** START ENTRIES PROVIDED **
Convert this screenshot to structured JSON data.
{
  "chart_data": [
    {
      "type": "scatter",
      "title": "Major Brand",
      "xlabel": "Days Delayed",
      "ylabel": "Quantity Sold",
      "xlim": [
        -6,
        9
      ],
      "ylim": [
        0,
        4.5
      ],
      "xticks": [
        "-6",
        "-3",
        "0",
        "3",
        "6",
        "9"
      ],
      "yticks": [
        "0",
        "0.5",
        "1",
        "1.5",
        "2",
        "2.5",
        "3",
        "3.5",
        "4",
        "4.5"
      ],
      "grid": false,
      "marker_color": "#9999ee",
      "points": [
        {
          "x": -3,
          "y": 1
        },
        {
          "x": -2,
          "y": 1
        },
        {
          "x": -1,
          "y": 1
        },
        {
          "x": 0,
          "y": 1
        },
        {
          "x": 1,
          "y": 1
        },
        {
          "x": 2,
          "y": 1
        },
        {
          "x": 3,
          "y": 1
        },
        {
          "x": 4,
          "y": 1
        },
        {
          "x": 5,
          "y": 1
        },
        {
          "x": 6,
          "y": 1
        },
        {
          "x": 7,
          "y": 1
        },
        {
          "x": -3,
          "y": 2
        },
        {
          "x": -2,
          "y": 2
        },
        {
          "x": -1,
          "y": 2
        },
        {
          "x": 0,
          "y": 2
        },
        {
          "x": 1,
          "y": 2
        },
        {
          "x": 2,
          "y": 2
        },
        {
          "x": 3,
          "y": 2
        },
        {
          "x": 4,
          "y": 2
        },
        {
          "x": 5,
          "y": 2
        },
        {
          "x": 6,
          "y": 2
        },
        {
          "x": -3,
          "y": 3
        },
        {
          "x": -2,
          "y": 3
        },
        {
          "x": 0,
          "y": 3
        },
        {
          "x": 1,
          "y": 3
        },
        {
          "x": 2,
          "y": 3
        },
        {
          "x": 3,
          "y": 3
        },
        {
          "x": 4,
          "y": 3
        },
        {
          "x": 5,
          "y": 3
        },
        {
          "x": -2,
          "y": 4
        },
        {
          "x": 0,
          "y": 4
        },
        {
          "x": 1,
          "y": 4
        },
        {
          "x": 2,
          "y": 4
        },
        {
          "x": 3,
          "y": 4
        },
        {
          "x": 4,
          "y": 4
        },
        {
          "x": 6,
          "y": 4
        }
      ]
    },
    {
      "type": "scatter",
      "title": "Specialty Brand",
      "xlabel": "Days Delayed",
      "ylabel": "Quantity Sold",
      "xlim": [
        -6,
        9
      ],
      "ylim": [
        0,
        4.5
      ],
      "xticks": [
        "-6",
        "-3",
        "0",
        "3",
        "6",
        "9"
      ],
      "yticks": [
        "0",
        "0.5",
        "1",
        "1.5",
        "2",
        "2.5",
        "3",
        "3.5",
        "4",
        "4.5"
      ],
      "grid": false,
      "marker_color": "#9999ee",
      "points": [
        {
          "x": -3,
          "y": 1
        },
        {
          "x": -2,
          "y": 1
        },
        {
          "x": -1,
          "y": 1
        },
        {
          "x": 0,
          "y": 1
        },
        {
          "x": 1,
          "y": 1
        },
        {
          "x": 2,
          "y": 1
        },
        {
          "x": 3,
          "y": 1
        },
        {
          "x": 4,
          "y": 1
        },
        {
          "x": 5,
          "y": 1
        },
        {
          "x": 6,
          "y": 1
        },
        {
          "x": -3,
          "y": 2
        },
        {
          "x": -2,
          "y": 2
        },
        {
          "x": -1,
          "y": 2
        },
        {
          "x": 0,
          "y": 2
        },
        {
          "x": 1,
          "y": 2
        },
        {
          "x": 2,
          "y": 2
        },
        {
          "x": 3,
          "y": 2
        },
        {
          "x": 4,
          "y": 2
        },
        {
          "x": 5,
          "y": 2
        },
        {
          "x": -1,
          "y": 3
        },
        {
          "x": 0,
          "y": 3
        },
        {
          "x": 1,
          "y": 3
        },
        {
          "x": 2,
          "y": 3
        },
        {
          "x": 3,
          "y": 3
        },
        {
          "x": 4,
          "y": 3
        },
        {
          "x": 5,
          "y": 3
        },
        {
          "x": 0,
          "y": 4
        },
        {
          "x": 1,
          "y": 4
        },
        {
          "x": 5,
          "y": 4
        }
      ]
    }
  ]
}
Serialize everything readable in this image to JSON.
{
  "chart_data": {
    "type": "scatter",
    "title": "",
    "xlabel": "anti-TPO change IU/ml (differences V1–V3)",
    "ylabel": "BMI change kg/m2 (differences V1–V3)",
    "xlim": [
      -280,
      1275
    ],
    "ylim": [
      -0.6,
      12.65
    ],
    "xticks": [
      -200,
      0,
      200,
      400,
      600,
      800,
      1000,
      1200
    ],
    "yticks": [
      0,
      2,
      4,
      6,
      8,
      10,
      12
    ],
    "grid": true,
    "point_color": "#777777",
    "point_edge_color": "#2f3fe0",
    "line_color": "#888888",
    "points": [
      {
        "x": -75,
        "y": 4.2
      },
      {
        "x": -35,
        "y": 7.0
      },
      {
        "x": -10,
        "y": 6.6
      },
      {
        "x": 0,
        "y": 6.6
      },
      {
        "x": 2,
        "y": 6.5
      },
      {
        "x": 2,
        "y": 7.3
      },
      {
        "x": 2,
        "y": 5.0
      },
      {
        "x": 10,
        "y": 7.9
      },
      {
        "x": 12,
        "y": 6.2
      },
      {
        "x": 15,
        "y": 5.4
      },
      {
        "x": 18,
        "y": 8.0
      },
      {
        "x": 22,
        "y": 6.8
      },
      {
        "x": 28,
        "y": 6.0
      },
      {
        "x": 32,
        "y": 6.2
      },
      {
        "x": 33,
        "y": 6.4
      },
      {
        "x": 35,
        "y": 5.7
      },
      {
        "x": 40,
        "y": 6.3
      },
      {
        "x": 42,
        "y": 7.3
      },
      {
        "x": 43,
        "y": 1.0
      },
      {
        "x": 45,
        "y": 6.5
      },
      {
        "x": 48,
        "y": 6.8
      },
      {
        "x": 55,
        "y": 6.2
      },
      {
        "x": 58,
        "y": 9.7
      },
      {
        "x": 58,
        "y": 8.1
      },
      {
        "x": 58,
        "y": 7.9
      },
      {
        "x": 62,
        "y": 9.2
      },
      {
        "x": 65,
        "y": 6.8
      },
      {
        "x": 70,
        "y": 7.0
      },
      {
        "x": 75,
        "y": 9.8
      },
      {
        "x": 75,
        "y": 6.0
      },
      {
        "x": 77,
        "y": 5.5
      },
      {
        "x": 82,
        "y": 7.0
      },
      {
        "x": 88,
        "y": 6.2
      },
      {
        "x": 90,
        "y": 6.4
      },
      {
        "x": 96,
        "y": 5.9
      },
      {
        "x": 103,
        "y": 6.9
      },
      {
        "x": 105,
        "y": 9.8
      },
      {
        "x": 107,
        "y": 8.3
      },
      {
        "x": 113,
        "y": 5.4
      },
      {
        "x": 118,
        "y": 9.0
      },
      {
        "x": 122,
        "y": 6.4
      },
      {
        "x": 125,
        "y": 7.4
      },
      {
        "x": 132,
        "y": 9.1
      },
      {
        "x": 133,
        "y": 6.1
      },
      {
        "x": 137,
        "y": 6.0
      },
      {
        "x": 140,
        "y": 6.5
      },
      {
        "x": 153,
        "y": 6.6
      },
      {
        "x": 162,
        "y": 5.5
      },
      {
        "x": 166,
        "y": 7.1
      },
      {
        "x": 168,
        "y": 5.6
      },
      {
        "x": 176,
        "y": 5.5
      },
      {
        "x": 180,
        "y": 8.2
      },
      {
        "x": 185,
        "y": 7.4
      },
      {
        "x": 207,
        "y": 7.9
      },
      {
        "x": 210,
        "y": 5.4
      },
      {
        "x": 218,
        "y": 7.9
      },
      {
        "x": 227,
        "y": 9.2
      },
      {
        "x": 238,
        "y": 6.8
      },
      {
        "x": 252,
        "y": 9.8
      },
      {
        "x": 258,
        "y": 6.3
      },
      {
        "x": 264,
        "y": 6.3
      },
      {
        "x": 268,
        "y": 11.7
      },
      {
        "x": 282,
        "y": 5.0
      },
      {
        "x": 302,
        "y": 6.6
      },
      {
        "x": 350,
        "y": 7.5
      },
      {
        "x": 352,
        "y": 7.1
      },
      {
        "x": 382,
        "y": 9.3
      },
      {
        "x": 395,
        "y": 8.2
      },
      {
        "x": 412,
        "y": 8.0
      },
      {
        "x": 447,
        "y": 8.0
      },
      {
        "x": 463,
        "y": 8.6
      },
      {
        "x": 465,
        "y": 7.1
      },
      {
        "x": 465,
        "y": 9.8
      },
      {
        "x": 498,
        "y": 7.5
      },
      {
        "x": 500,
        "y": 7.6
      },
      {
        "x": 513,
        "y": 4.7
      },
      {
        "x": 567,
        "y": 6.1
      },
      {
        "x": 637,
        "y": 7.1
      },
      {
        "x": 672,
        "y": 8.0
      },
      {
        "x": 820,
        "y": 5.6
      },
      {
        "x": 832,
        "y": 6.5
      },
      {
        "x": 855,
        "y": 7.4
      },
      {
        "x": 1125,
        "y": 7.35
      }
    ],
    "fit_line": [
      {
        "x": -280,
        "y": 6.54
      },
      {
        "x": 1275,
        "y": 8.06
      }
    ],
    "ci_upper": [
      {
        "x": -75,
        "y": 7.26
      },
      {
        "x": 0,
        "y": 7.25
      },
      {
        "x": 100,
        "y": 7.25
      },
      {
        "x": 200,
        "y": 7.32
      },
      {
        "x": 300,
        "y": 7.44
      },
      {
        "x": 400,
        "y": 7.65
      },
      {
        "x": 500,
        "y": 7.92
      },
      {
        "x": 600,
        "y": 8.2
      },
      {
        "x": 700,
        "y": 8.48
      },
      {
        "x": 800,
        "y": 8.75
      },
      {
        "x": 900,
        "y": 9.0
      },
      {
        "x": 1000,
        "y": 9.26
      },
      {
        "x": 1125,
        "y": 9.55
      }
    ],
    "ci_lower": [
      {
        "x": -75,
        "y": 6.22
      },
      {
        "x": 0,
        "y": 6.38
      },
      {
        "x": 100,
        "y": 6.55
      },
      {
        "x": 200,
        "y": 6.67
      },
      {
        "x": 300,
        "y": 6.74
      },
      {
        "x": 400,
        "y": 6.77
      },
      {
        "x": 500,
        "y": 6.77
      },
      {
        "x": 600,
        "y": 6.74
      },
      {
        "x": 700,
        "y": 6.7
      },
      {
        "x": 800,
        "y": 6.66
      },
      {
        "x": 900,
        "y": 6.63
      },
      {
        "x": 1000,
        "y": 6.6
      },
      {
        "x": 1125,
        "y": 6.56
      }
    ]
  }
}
** END ENTRIES PROVIDED **
Locate the lines above that contain "change" and copy them.

* CORRECT RESPONSE:
    "xlabel": "anti-TPO change IU/ml (differences V1–V3)",
    "ylabel": "BMI change kg/m2 (differences V1–V3)",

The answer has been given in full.